--- INPUT RECORDS ---

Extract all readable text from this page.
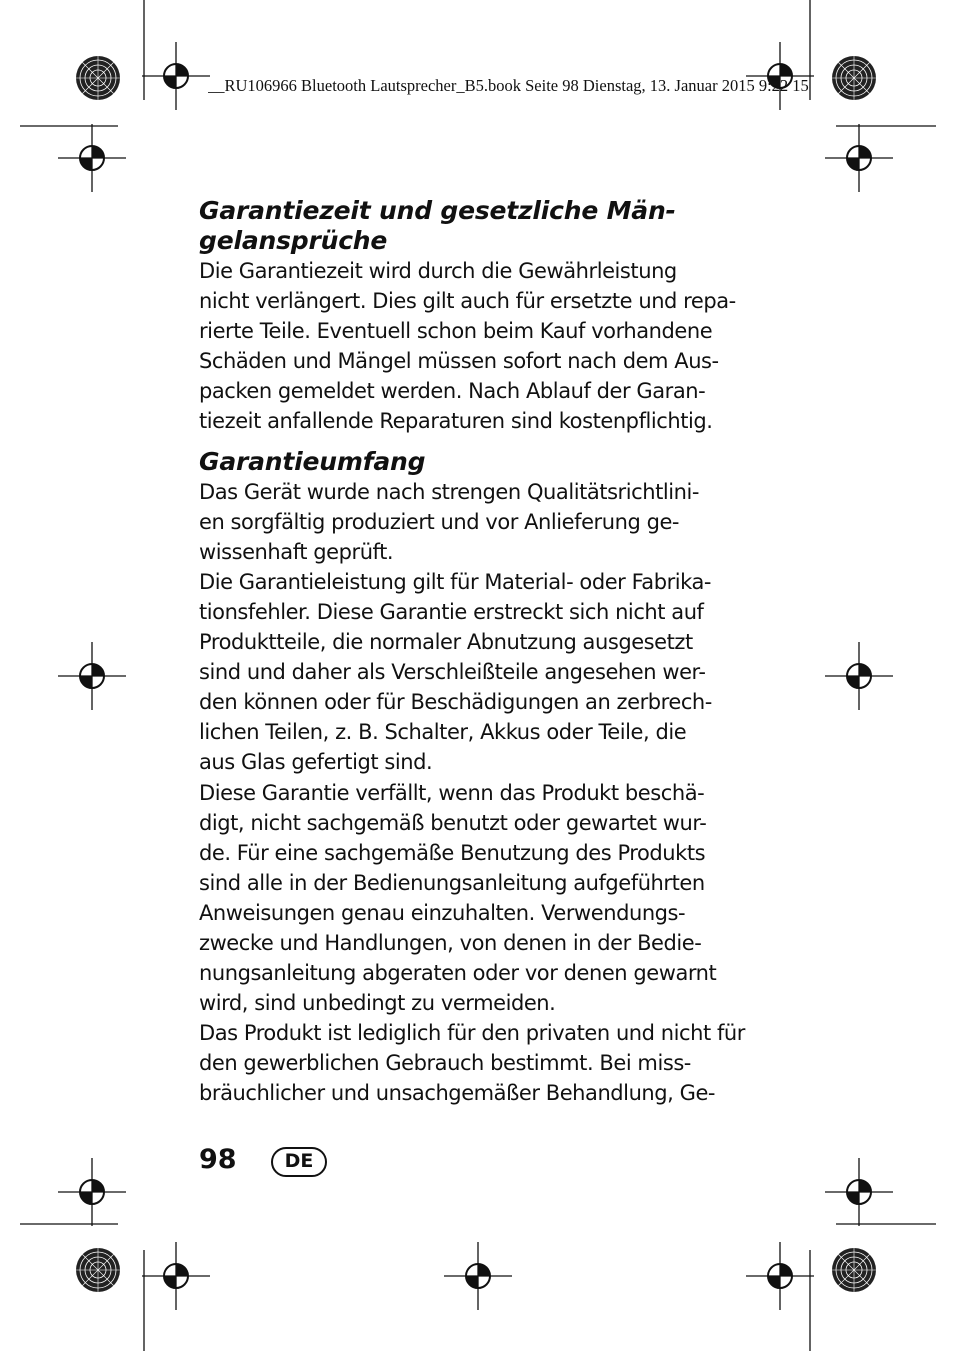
__RU106966 Bluetooth Lautsprecher_B5.book Seite 98 Dienstag, 13. Januar 2015 9:22 15
Garantiezeit und gesetzliche Män-
gelansprüche
Die Garantiezeit wird durch die Gewährleistung
nicht verlängert. Dies gilt auch für ersetzte und repa-
rierte Teile. Eventuell schon beim Kauf vorhandene
Schäden und Mängel müssen sofort nach dem Aus-
packen gemeldet werden. Nach Ablauf der Garan-
tiezeit anfallende Reparaturen sind kostenpflichtig.
Garantieumfang
Das Gerät wurde nach strengen Qualitätsrichtlini-
en sorgfältig produziert und vor Anlieferung ge-
wissenhaft geprüft.
Die Garantieleistung gilt für Material- oder Fabrika-
tionsfehler. Diese Garantie erstreckt sich nicht auf
Produktteile, die normaler Abnutzung ausgesetzt
sind und daher als Verschleißteile angesehen wer-
den können oder für Beschädigungen an zerbrech-
lichen Teilen, z. B. Schalter, Akkus oder Teile, die
aus Glas gefertigt sind.
Diese Garantie verfällt, wenn das Produkt beschä-
digt, nicht sachgemäß benutzt oder gewartet wur-
de. Für eine sachgemäße Benutzung des Produkts
sind alle in der Bedienungsanleitung aufgeführten
Anweisungen genau einzuhalten. Verwendungs-
zwecke und Handlungen, von denen in der Bedie-
nungsanleitung abgeraten oder vor denen gewarnt
wird, sind unbedingt zu vermeiden.
Das Produkt ist lediglich für den privaten und nicht für
den gewerblichen Gebrauch bestimmt. Bei miss-
bräuchlicher und unsachgemäßer Behandlung, Ge-
98	DE
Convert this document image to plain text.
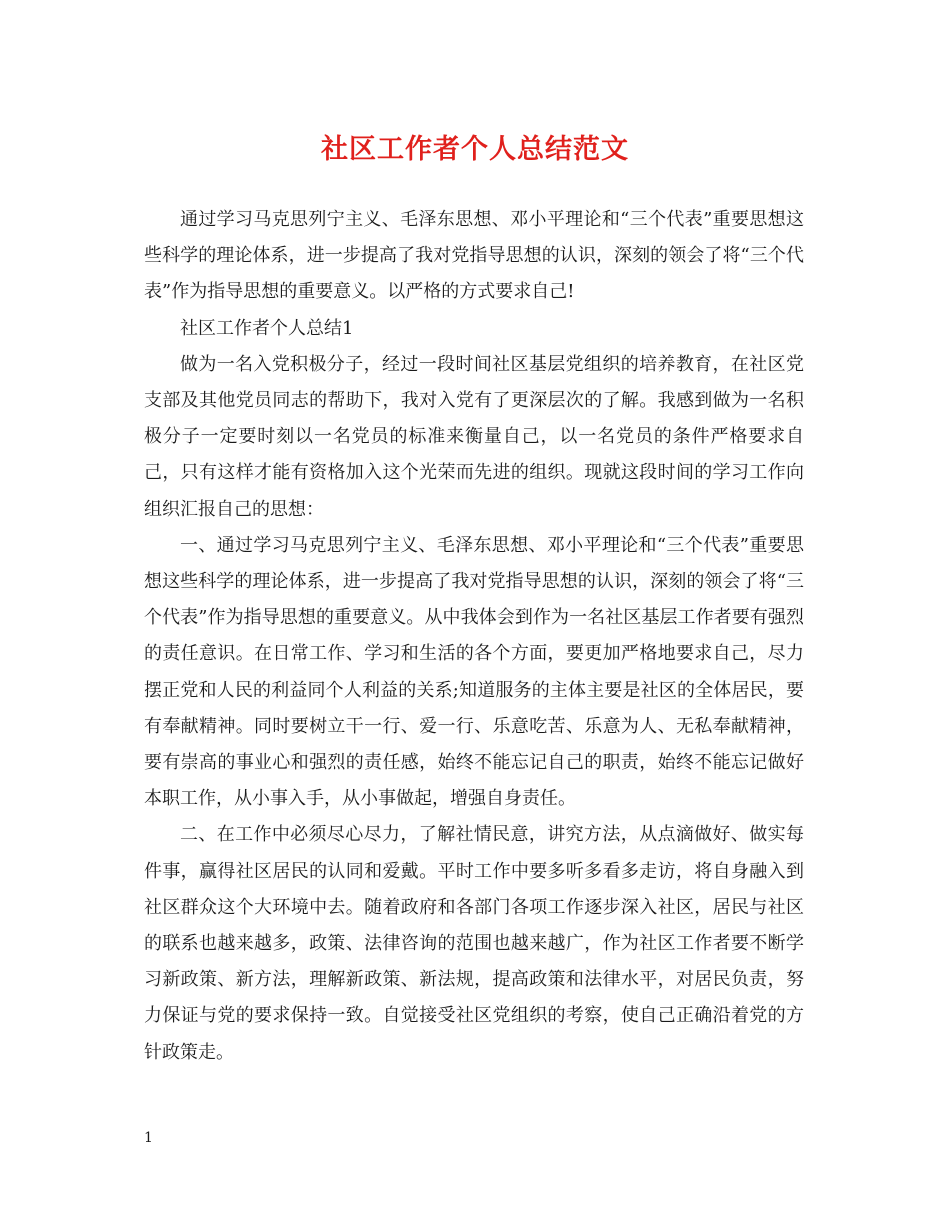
社区工作者个人总结范文

通过学习马克思列宁主义、毛泽东思想、邓小平理论和“三个代表”重要思想这些科学的理论体系，进一步提高了我对党指导思想的认识，深刻的领会了将“三个代表”作为指导思想的重要意义。以严格的方式要求自己!

社区工作者个人总结1

做为一名入党积极分子，经过一段时间社区基层党组织的培养教育，在社区党支部及其他党员同志的帮助下，我对入党有了更深层次的了解。我感到做为一名积极分子一定要时刻以一名党员的标准来衡量自己，以一名党员的条件严格要求自己，只有这样才能有资格加入这个光荣而先进的组织。现就这段时间的学习工作向组织汇报自己的思想：

一、通过学习马克思列宁主义、毛泽东思想、邓小平理论和“三个代表”重要思想这些科学的理论体系，进一步提高了我对党指导思想的认识，深刻的领会了将“三个代表”作为指导思想的重要意义。从中我体会到作为一名社区基层工作者要有强烈的责任意识。在日常工作、学习和生活的各个方面，要更加严格地要求自己，尽力摆正党和人民的利益同个人利益的关系;知道服务的主体主要是社区的全体居民，要有奉献精神。同时要树立干一行、爱一行、乐意吃苦、乐意为人、无私奉献精神，要有崇高的事业心和强烈的责任感，始终不能忘记自己的职责，始终不能忘记做好本职工作，从小事入手，从小事做起，增强自身责任。

二、在工作中必须尽心尽力，了解社情民意，讲究方法，从点滴做好、做实每件事，赢得社区居民的认同和爱戴。平时工作中要多听多看多走访，将自身融入到社区群众这个大环境中去。随着政府和各部门各项工作逐步深入社区，居民与社区的联系也越来越多，政策、法律咨询的范围也越来越广，作为社区工作者要不断学习新政策、新方法，理解新政策、新法规，提高政策和法律水平，对居民负责，努力保证与党的要求保持一致。自觉接受社区党组织的考察，使自己正确沿着党的方针政策走。

1
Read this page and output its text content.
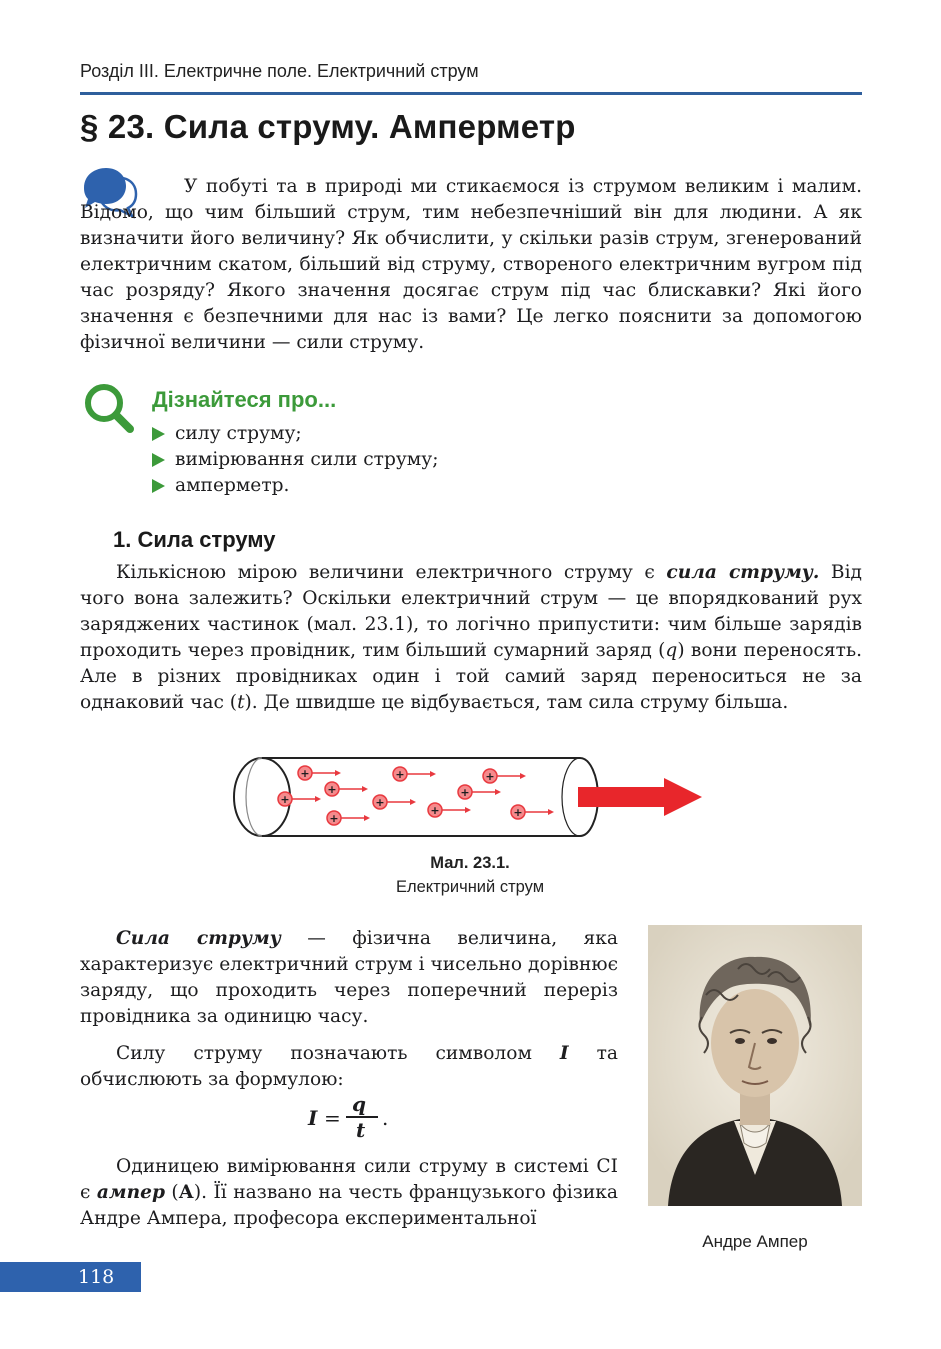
Розділ ІІІ. Електричне поле. Електричний струм
§ 23. Сила струму. Амперметр

У побуті та в природі ми стикаємося із струмом великим і малим. Відомо, що чим більший струм, тим небезпечніший він для людини. А як визначити його величину? Як обчислити, у скільки разів струм, згенерований електричним скатом, більший від струму, створеного електричним вугром під час розряду? Якого значення досягає струм під час блискавки? Які його значення є безпечними для нас із вами? Це легко пояснити за допомогою фізичної величини — сили струму.

Дізнайтеся про...
силу струму;
вимірювання сили струму;
амперметр.
1. Сила струму

Кількісною мірою величини електричного струму є сила струму. Від чого вона залежить? Оскільки електричний струм — це впорядкований рух заряджених частинок (мал. 23.1), то логічно припустити: чим більше зарядів проходить через провідник, тим більший сумарний заряд (q) вони переносять. Але в різних провідниках один і той самий заряд переноситься не за однаковий час (t). Де швидше це відбувається, там сила струму більша.

+
+
+
+
+
+
+
+
+
+
Мал. 23.1.
Електричний струм

Сила струму — фізична величина, яка характеризує електричний струм і чисельно дорівнює заряду, що проходить через поперечний переріз провідника за одиницю часу.

Силу струму позначають символом I та обчислюють за формулою:

I =
q
t .

Одиницею вимірювання сили струму в системі СІ є ампер (А). Її названо на честь французького фізика Андре Ампера, професора експериментальної

Андре Ампер
118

---

**GIVEN REQUEST:** Reproduce every entry word for word, but omit the pictures.

**ANSWER TO THE EXERCISE:**
Extract all readable text from this page.
__RU106966 Bluetooth Lautsprecher_B5.book Seite 98 Dienstag, 13. Januar 2015 9:22 15
Garantiezeit und gesetzliche Män-
gelansprüche
Die Garantiezeit wird durch die Gewährleistung
nicht verlängert. Dies gilt auch für ersetzte und repa-
rierte Teile. Eventuell schon beim Kauf vorhandene
Schäden und Mängel müssen sofort nach dem Aus-
packen gemeldet werden. Nach Ablauf der Garan-
tiezeit anfallende Reparaturen sind kostenpflichtig.
Garantieumfang
Das Gerät wurde nach strengen Qualitätsrichtlini-
en sorgfältig produziert und vor Anlieferung ge-
wissenhaft geprüft.
Die Garantieleistung gilt für Material- oder Fabrika-
tionsfehler. Diese Garantie erstreckt sich nicht auf
Produktteile, die normaler Abnutzung ausgesetzt
sind und daher als Verschleißteile angesehen wer-
den können oder für Beschädigungen an zerbrech-
lichen Teilen, z. B. Schalter, Akkus oder Teile, die
aus Glas gefertigt sind.
Diese Garantie verfällt, wenn das Produkt beschä-
digt, nicht sachgemäß benutzt oder gewartet wur-
de. Für eine sachgemäße Benutzung des Produkts
sind alle in der Bedienungsanleitung aufgeführten
Anweisungen genau einzuhalten. Verwendungs-
zwecke und Handlungen, von denen in der Bedie-
nungsanleitung abgeraten oder vor denen gewarnt
wird, sind unbedingt zu vermeiden.
Das Produkt ist lediglich für den privaten und nicht für
den gewerblichen Gebrauch bestimmt. Bei miss-
bräuchlicher und unsachgemäßer Behandlung, Ge-
98	DE
Convert this document image to plain text.
社区工作者个人总结范文

通过学习马克思列宁主义、毛泽东思想、邓小平理论和“三个代表”重要思想这些科学的理论体系，进一步提高了我对党指导思想的认识，深刻的领会了将“三个代表”作为指导思想的重要意义。以严格的方式要求自己!

社区工作者个人总结1

做为一名入党积极分子，经过一段时间社区基层党组织的培养教育，在社区党支部及其他党员同志的帮助下，我对入党有了更深层次的了解。我感到做为一名积极分子一定要时刻以一名党员的标准来衡量自己，以一名党员的条件严格要求自己，只有这样才能有资格加入这个光荣而先进的组织。现就这段时间的学习工作向组织汇报自己的思想：

一、通过学习马克思列宁主义、毛泽东思想、邓小平理论和“三个代表”重要思想这些科学的理论体系，进一步提高了我对党指导思想的认识，深刻的领会了将“三个代表”作为指导思想的重要意义。从中我体会到作为一名社区基层工作者要有强烈的责任意识。在日常工作、学习和生活的各个方面，要更加严格地要求自己，尽力摆正党和人民的利益同个人利益的关系;知道服务的主体主要是社区的全体居民，要有奉献精神。同时要树立干一行、爱一行、乐意吃苦、乐意为人、无私奉献精神，要有崇高的事业心和强烈的责任感，始终不能忘记自己的职责，始终不能忘记做好本职工作，从小事入手，从小事做起，增强自身责任。

二、在工作中必须尽心尽力，了解社情民意，讲究方法，从点滴做好、做实每件事，赢得社区居民的认同和爱戴。平时工作中要多听多看多走访，将自身融入到社区群众这个大环境中去。随着政府和各部门各项工作逐步深入社区，居民与社区的联系也越来越多，政策、法律咨询的范围也越来越广，作为社区工作者要不断学习新政策、新方法，理解新政策、新法规，提高政策和法律水平，对居民负责，努力保证与党的要求保持一致。自觉接受社区党组织的考察，使自己正确沿着党的方针政策走。

1
Read this page and output its text content.
Розділ ІІІ. Електричне поле. Електричний струм
§ 23. Сила струму. Амперметр

У побуті та в природі ми стикаємося із струмом великим і малим. Відомо, що чим більший струм, тим небезпечніший він для людини. А як визначити його величину? Як обчислити, у скільки разів струм, згенерований електричним скатом, більший від струму, створеного електричним вугром під час розряду? Якого значення досягає струм під час блискавки? Які його значення є безпечними для нас із вами? Це легко пояснити за допомогою фізичної величини — сили струму.

Дізнайтеся про...
силу струму;
вимірювання сили струму;
амперметр.
1. Сила струму

Кількісною мірою величини електричного струму є сила струму. Від чого вона залежить? Оскільки електричний струм — це впорядкований рух заряджених частинок (мал. 23.1), то логічно припустити: чим більше зарядів проходить через провідник, тим більший сумарний заряд (q) вони переносять. Але в різних провідниках один і той самий заряд переноситься не за однаковий час (t). Де швидше це відбувається, там сила струму більша.

+
+
+
+
+
+
+
+
+
+
Мал. 23.1.
Електричний струм

Сила струму — фізична величина, яка характеризує електричний струм і чисельно дорівнює заряду, що проходить через поперечний переріз провідника за одиницю часу.

Силу струму позначають символом I та обчислюють за формулою:

I =
q
t .

Одиницею вимірювання сили струму в системі СІ є ампер (А). Її названо на честь французького фізика Андре Ампера, професора експериментальної

Андре Ампер
118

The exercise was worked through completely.